Search the material for the string "author" and copy each line where it occurs.

::: Information shown :::

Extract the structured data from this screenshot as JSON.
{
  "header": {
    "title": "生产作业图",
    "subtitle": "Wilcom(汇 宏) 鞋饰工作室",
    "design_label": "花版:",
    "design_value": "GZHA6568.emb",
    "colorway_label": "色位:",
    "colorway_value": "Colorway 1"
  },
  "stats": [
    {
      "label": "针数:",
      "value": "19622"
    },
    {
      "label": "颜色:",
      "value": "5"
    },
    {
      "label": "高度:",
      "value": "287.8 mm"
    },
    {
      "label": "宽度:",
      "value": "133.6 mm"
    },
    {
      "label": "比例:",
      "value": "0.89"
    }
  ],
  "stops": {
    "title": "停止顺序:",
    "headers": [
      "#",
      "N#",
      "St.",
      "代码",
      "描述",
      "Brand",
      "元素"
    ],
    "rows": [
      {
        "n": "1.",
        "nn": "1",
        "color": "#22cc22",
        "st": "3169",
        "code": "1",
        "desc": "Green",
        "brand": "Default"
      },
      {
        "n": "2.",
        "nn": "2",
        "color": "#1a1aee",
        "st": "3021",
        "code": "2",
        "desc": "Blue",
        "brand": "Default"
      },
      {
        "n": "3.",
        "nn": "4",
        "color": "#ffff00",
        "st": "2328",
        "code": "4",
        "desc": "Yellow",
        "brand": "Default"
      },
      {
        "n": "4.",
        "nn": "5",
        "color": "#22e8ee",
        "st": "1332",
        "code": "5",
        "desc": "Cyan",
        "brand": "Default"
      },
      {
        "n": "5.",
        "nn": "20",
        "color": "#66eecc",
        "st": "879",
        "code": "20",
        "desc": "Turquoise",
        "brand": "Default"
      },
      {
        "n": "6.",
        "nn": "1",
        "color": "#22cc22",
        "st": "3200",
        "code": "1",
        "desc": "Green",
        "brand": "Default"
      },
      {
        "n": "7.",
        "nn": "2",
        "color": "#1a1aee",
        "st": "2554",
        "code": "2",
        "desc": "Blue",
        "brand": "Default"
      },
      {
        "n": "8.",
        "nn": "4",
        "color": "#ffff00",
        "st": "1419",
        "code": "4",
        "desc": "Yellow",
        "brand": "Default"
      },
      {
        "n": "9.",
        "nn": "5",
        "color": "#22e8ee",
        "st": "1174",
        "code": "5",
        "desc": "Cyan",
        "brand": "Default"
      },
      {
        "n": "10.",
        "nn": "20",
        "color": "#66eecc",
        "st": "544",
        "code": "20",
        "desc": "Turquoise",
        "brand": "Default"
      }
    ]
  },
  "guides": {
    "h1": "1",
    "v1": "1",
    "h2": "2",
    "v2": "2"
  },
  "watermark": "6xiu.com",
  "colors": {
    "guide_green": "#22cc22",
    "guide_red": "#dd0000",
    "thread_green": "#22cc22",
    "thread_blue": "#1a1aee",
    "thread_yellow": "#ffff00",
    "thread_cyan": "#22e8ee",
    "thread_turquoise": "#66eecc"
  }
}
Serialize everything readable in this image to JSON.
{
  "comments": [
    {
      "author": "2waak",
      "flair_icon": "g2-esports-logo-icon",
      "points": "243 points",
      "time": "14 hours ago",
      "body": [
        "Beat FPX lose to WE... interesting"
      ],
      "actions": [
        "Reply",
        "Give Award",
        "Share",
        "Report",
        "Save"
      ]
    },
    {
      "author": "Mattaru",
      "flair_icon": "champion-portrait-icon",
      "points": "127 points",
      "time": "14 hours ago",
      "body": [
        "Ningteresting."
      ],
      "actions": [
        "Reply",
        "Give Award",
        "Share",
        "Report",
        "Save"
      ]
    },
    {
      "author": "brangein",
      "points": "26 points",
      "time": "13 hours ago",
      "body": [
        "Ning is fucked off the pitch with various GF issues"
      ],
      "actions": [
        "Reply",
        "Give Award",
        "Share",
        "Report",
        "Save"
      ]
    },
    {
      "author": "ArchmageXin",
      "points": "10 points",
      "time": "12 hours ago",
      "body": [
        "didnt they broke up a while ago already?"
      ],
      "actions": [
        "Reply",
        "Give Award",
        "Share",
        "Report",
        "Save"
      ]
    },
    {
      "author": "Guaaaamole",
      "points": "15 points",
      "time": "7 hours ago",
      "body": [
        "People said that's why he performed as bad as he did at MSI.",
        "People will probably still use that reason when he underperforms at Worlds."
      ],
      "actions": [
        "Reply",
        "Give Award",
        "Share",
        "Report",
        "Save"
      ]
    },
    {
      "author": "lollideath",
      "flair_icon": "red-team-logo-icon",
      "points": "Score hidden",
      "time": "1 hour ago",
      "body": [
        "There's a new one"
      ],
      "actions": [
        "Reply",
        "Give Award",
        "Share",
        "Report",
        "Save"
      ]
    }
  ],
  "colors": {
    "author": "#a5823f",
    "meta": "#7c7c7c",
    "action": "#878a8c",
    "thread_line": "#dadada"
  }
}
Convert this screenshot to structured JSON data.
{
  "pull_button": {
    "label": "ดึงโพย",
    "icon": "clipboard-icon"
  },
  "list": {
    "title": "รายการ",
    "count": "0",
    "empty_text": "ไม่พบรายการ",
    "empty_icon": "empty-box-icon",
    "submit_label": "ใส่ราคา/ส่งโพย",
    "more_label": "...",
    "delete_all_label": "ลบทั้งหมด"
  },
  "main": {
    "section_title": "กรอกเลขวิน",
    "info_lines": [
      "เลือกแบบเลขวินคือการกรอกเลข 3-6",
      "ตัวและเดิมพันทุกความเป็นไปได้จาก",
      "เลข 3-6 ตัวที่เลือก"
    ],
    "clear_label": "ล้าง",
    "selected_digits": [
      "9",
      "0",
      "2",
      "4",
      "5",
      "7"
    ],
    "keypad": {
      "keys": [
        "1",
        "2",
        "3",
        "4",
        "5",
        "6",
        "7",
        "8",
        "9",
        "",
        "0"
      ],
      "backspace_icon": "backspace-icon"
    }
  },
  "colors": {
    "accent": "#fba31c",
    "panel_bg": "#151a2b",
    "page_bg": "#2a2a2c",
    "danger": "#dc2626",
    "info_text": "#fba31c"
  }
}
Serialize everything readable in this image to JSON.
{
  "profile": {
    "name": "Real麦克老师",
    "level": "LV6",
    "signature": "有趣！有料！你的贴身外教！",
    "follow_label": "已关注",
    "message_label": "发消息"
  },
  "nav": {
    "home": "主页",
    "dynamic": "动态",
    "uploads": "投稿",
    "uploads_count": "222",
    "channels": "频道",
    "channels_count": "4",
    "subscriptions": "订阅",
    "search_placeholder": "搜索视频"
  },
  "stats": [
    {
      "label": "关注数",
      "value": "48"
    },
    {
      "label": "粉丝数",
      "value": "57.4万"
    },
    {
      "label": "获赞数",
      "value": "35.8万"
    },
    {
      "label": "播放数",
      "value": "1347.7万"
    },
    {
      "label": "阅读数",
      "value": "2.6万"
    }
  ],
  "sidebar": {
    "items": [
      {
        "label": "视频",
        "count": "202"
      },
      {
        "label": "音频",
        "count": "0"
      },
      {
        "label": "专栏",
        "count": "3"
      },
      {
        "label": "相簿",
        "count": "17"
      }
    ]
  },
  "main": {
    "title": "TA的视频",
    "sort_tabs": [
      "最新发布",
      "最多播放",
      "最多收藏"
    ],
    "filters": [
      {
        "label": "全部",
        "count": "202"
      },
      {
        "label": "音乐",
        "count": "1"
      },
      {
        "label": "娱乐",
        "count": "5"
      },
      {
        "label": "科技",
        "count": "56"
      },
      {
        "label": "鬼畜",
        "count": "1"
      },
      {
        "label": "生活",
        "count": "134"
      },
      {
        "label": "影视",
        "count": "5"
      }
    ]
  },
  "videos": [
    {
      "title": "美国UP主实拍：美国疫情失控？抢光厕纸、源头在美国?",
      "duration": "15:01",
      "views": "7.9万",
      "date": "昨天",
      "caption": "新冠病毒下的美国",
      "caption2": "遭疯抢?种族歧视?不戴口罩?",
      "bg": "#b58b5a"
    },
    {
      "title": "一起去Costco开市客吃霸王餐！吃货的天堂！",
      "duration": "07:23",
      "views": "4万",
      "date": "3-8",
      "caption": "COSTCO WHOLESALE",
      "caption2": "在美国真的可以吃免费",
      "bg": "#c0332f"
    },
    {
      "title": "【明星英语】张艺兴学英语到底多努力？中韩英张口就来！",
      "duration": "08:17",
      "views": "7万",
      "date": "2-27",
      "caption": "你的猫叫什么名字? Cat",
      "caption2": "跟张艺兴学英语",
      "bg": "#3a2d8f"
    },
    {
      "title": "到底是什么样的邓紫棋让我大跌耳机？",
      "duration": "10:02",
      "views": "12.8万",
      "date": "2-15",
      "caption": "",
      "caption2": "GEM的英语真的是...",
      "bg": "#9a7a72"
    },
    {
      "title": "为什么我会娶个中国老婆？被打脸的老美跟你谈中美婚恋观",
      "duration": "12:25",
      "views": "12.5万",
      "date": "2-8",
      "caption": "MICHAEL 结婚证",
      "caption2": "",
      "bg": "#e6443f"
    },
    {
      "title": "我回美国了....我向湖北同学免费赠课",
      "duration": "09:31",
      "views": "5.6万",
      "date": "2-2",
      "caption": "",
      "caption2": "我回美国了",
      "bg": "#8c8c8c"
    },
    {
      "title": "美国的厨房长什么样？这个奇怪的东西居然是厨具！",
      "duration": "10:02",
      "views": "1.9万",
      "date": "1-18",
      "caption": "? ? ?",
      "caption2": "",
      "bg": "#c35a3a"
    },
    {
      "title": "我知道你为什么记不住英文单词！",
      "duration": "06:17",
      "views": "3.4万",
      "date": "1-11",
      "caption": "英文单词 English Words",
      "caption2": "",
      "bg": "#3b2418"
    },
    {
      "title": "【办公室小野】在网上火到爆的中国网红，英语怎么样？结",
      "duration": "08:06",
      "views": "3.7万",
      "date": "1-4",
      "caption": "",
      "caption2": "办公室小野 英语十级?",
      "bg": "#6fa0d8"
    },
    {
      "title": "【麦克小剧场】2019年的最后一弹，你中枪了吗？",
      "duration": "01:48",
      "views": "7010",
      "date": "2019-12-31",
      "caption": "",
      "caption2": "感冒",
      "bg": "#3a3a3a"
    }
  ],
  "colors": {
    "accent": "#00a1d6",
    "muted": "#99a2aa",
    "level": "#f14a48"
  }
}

:::

▶ Task result:
      "author": "2waak",
      "author": "Mattaru",
      "author": "brangein",
      "author": "ArchmageXin",
      "author": "Guaaaamole",
      "author": "lollideath",
    "author": "#a5823f",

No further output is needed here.